##### LISTING #####

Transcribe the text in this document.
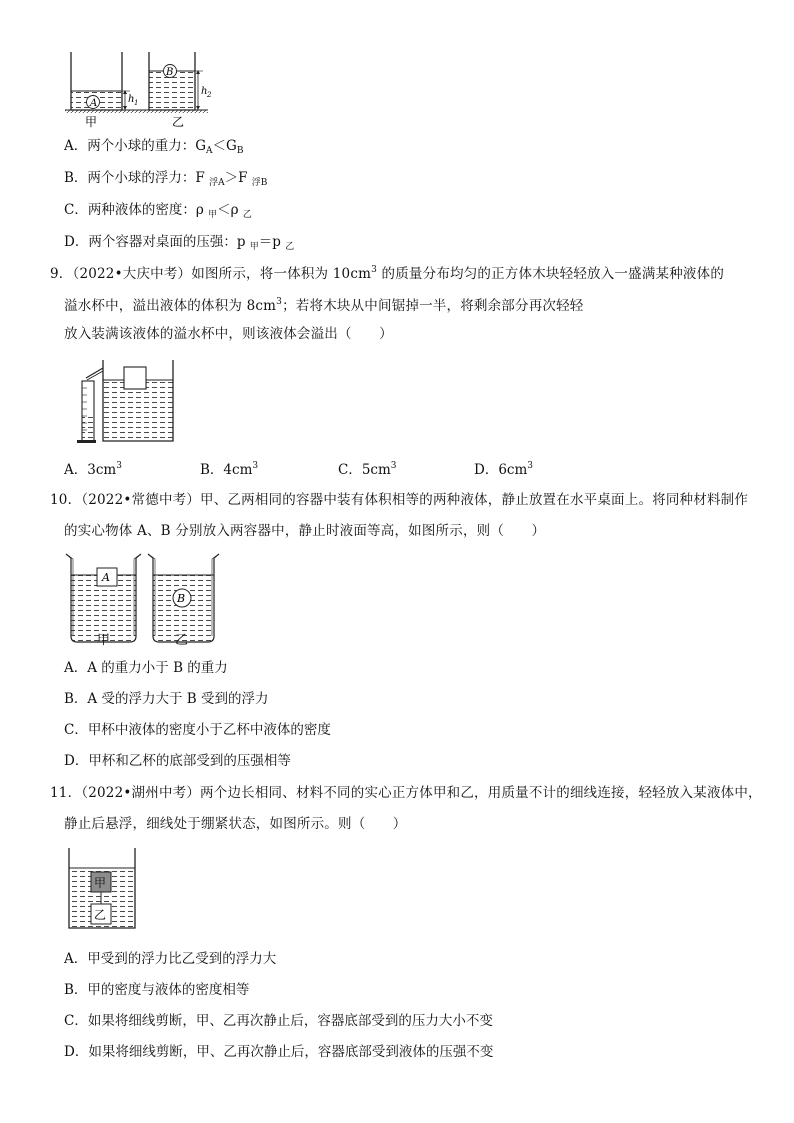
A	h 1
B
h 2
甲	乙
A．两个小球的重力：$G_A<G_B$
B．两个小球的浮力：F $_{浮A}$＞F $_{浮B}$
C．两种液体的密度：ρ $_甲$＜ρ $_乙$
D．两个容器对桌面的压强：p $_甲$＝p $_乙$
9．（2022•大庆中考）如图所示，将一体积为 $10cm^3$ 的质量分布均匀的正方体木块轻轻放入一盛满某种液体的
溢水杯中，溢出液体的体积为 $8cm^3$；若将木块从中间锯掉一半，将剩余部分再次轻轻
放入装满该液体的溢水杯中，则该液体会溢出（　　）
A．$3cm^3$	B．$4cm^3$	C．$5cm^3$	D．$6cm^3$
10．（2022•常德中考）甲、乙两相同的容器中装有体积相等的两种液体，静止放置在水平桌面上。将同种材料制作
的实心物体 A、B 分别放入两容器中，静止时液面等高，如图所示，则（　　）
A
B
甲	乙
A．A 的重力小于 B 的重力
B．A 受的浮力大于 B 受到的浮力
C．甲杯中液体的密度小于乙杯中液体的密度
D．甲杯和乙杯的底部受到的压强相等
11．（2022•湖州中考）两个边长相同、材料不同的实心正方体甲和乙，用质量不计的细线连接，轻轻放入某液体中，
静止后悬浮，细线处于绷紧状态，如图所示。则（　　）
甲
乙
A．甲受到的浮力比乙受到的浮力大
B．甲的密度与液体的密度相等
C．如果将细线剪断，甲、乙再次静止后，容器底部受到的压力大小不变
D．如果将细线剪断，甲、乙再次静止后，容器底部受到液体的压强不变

#####
##### LISTING #####

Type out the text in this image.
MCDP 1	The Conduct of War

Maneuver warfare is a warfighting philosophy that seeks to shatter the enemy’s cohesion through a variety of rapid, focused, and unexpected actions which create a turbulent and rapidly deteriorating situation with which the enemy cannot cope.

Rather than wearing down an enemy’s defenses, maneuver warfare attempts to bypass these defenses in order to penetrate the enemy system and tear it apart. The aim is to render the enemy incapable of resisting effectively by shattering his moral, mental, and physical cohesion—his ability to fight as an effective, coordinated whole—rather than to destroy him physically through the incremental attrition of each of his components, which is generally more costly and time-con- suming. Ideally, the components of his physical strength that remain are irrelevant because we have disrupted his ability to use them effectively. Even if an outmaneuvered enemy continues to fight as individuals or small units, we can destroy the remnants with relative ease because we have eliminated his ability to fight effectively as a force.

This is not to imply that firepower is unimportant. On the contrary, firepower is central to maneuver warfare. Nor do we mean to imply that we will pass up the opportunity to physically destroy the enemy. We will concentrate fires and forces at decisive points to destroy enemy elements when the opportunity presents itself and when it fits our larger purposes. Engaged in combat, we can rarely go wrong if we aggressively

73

#####
##### LISTING #####

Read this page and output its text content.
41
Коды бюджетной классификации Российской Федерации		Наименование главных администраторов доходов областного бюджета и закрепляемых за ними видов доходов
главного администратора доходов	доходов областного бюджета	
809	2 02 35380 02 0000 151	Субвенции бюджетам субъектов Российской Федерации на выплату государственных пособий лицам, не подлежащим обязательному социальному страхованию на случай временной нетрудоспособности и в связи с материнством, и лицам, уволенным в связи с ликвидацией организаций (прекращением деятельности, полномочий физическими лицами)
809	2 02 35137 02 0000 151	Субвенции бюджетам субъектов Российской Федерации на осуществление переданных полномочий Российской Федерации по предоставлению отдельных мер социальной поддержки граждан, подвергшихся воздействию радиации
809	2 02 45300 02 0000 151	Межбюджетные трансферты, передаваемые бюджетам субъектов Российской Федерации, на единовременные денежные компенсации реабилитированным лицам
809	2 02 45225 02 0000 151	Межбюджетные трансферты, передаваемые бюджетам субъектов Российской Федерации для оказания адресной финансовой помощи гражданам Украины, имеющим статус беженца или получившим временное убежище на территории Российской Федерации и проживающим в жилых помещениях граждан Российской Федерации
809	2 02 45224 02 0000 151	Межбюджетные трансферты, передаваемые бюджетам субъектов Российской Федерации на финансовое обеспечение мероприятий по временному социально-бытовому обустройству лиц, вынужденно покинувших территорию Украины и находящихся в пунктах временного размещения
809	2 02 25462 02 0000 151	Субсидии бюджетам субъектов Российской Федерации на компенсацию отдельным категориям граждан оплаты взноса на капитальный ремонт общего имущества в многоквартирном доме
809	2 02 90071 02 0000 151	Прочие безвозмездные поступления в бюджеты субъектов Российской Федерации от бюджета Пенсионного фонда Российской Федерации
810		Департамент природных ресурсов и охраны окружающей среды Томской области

#####

* **WORK INSTRUCTIONS**: Find every line with "text" in the listing and state how many there are, nothing else.

* **WORKED ANSWER**: 3